- WHAT YOU HAVE TO DO
From the records below, copy every line that contains the word "不能判定四边形".

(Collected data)
######

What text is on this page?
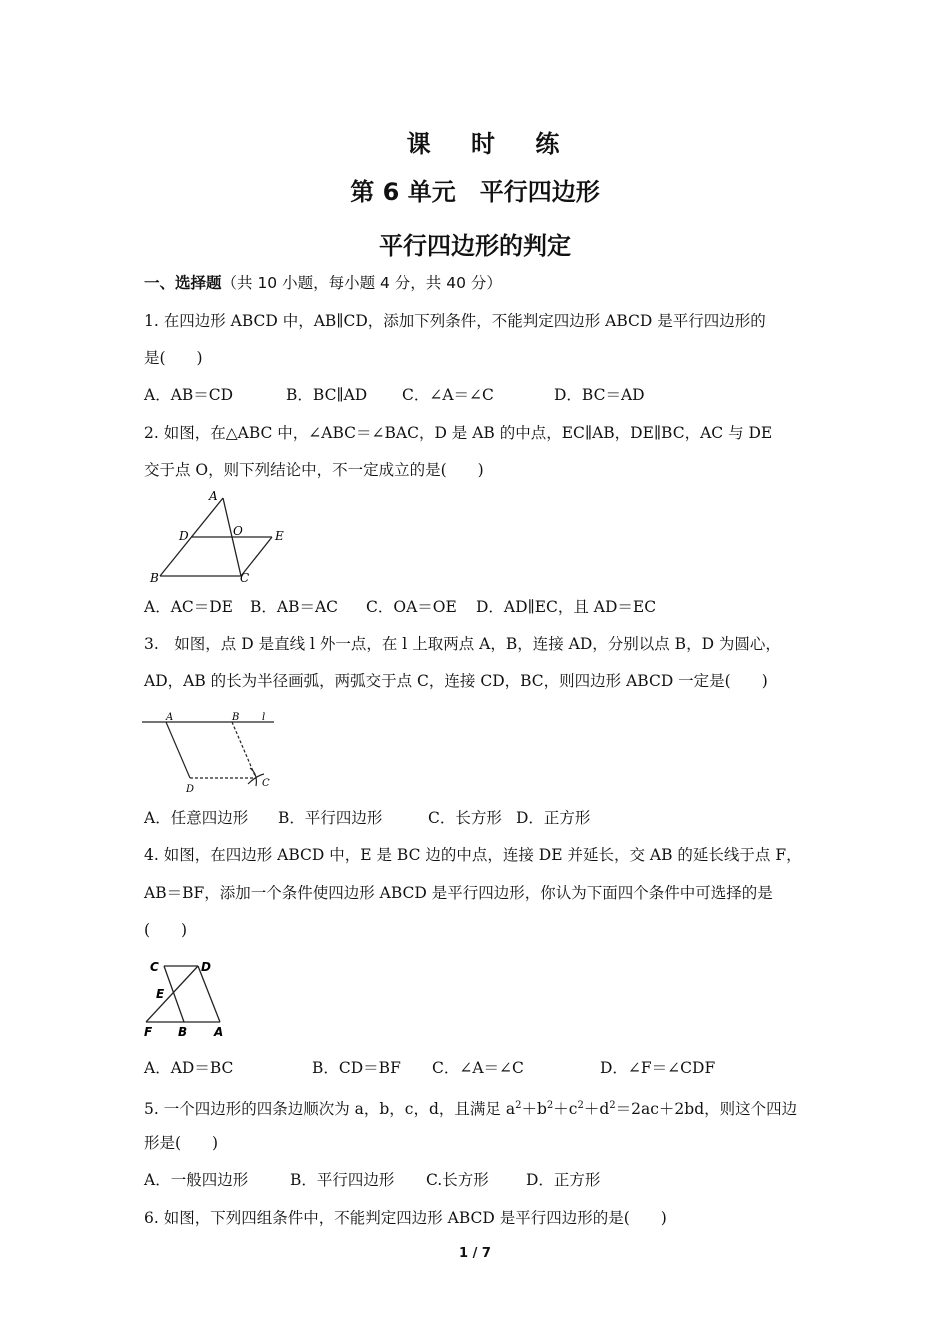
课 时 练
第 6 单元　平行四边形
平行四边形的判定
一、选择题（共 10 小题，每小题 4 分，共 40 分）
1. 在四边形 ABCD 中，AB∥CD，添加下列条件，不能判定四边形 ABCD 是平行四边形的
是(　　)
A．AB＝CD	B．BC∥AD C．∠A＝∠C	D．BC＝AD
2. 如图，在△ABC 中，∠ABC＝∠BAC，D 是 AB 的中点，EC∥AB，DE∥BC，AC 与 DE
交于点 O，则下列结论中，不一定成立的是(　　)
A
D	O	E
B	C
A．AC＝DE B．AB＝AC C．OA＝OE D．AD∥EC，且 AD＝EC
3.　如图，点 D 是直线 l 外一点，在 l 上取两点 A，B，连接 AD，分别以点 B，D 为圆心，
AD，AB 的长为半径画弧，两弧交于点 C，连接 CD，BC，则四边形 ABCD 一定是(　　)
A	B l
D
C
A．任意四边形 B．平行四边形	C．长方形 D．正方形
4. 如图，在四边形 ABCD 中，E 是 BC 边的中点，连接 DE 并延长，交 AB 的延长线于点 F，
AB＝BF，添加一个条件使四边形 ABCD 是平行四边形，你认为下面四个条件中可选择的是
(　　)
C	D
E
F B A
A．AD＝BC	B．CD＝BF C．∠A＝∠C	D．∠F＝∠CDF
5. 一个四边形的四条边顺次为 a，b，c，d，且满足 $a^2+b^2+c^2+d^2=2ac+2bd$，则这个四边
形是(　　)
A．一般四边形	B．平行四边形 C.长方形 D．正方形
6. 如图，下列四组条件中，不能判定四边形 ABCD 是平行四边形的是(　　)
1 / 7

######

- TASK ANSWER
1. 在四边形 ABCD 中，AB∥CD，添加下列条件，不能判定四边形 ABCD 是平行四边形的
6. 如图，下列四组条件中，不能判定四边形 ABCD 是平行四边形的是(　　)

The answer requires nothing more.